_Extracted material_.

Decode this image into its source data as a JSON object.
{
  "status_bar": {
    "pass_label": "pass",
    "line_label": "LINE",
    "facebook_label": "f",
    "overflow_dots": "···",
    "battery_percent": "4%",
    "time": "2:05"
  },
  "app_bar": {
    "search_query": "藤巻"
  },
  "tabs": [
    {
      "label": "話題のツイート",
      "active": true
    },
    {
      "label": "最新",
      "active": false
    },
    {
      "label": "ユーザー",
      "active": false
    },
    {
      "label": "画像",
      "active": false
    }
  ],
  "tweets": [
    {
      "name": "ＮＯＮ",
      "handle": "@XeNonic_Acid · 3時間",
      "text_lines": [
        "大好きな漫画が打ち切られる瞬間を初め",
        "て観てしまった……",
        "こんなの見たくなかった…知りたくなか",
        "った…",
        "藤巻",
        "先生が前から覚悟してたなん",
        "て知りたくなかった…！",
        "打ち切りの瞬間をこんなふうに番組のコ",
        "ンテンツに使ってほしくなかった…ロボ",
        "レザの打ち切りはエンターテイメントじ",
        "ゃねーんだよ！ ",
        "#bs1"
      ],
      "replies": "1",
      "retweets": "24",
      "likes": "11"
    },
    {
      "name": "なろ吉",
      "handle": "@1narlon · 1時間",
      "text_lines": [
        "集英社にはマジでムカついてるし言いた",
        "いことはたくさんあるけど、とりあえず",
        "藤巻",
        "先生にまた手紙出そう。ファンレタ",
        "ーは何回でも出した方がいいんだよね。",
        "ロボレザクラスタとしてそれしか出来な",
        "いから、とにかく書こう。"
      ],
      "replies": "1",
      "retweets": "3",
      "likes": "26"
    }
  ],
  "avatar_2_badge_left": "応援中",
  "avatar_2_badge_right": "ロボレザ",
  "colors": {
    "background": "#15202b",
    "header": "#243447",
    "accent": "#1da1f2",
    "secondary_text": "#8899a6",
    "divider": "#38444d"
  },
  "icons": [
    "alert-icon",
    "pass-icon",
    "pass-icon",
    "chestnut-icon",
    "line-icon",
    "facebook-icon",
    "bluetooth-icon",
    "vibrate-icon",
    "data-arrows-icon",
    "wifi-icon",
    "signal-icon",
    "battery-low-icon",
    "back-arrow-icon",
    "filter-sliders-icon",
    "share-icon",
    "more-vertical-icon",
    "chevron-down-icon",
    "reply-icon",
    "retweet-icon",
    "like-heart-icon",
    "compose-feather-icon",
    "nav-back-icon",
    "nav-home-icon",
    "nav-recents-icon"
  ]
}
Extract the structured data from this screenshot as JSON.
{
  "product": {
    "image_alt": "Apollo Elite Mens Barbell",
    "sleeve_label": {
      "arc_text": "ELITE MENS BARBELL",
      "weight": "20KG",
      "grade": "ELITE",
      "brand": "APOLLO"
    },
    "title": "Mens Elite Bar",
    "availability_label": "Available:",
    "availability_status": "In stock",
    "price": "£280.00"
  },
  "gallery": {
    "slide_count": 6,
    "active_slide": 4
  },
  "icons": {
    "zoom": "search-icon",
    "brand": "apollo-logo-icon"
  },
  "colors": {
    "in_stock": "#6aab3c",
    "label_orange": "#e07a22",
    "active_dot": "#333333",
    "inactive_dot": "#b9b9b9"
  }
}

_Problem details_. All of the data needs to be printed once more, exactly.

_Exercise response_.
Decode this image into its source data as a JSON object.
{
  "status_bar": {
    "pass_label": "pass",
    "line_label": "LINE",
    "facebook_label": "f",
    "overflow_dots": "···",
    "battery_percent": "4%",
    "time": "2:05"
  },
  "app_bar": {
    "search_query": "藤巻"
  },
  "tabs": [
    {
      "label": "話題のツイート",
      "active": true
    },
    {
      "label": "最新",
      "active": false
    },
    {
      "label": "ユーザー",
      "active": false
    },
    {
      "label": "画像",
      "active": false
    }
  ],
  "tweets": [
    {
      "name": "ＮＯＮ",
      "handle": "@XeNonic_Acid · 3時間",
      "text_lines": [
        "大好きな漫画が打ち切られる瞬間を初め",
        "て観てしまった……",
        "こんなの見たくなかった…知りたくなか",
        "った…",
        "藤巻",
        "先生が前から覚悟してたなん",
        "て知りたくなかった…！",
        "打ち切りの瞬間をこんなふうに番組のコ",
        "ンテンツに使ってほしくなかった…ロボ",
        "レザの打ち切りはエンターテイメントじ",
        "ゃねーんだよ！ ",
        "#bs1"
      ],
      "replies": "1",
      "retweets": "24",
      "likes": "11"
    },
    {
      "name": "なろ吉",
      "handle": "@1narlon · 1時間",
      "text_lines": [
        "集英社にはマジでムカついてるし言いた",
        "いことはたくさんあるけど、とりあえず",
        "藤巻",
        "先生にまた手紙出そう。ファンレタ",
        "ーは何回でも出した方がいいんだよね。",
        "ロボレザクラスタとしてそれしか出来な",
        "いから、とにかく書こう。"
      ],
      "replies": "1",
      "retweets": "3",
      "likes": "26"
    }
  ],
  "avatar_2_badge_left": "応援中",
  "avatar_2_badge_right": "ロボレザ",
  "colors": {
    "background": "#15202b",
    "header": "#243447",
    "accent": "#1da1f2",
    "secondary_text": "#8899a6",
    "divider": "#38444d"
  },
  "icons": [
    "alert-icon",
    "pass-icon",
    "pass-icon",
    "chestnut-icon",
    "line-icon",
    "facebook-icon",
    "bluetooth-icon",
    "vibrate-icon",
    "data-arrows-icon",
    "wifi-icon",
    "signal-icon",
    "battery-low-icon",
    "back-arrow-icon",
    "filter-sliders-icon",
    "share-icon",
    "more-vertical-icon",
    "chevron-down-icon",
    "reply-icon",
    "retweet-icon",
    "like-heart-icon",
    "compose-feather-icon",
    "nav-back-icon",
    "nav-home-icon",
    "nav-recents-icon"
  ]
}
Extract the structured data from this screenshot as JSON.
{
  "product": {
    "image_alt": "Apollo Elite Mens Barbell",
    "sleeve_label": {
      "arc_text": "ELITE MENS BARBELL",
      "weight": "20KG",
      "grade": "ELITE",
      "brand": "APOLLO"
    },
    "title": "Mens Elite Bar",
    "availability_label": "Available:",
    "availability_status": "In stock",
    "price": "£280.00"
  },
  "gallery": {
    "slide_count": 6,
    "active_slide": 4
  },
  "icons": {
    "zoom": "search-icon",
    "brand": "apollo-logo-icon"
  },
  "colors": {
    "in_stock": "#6aab3c",
    "label_orange": "#e07a22",
    "active_dot": "#333333",
    "inactive_dot": "#b9b9b9"
  }
}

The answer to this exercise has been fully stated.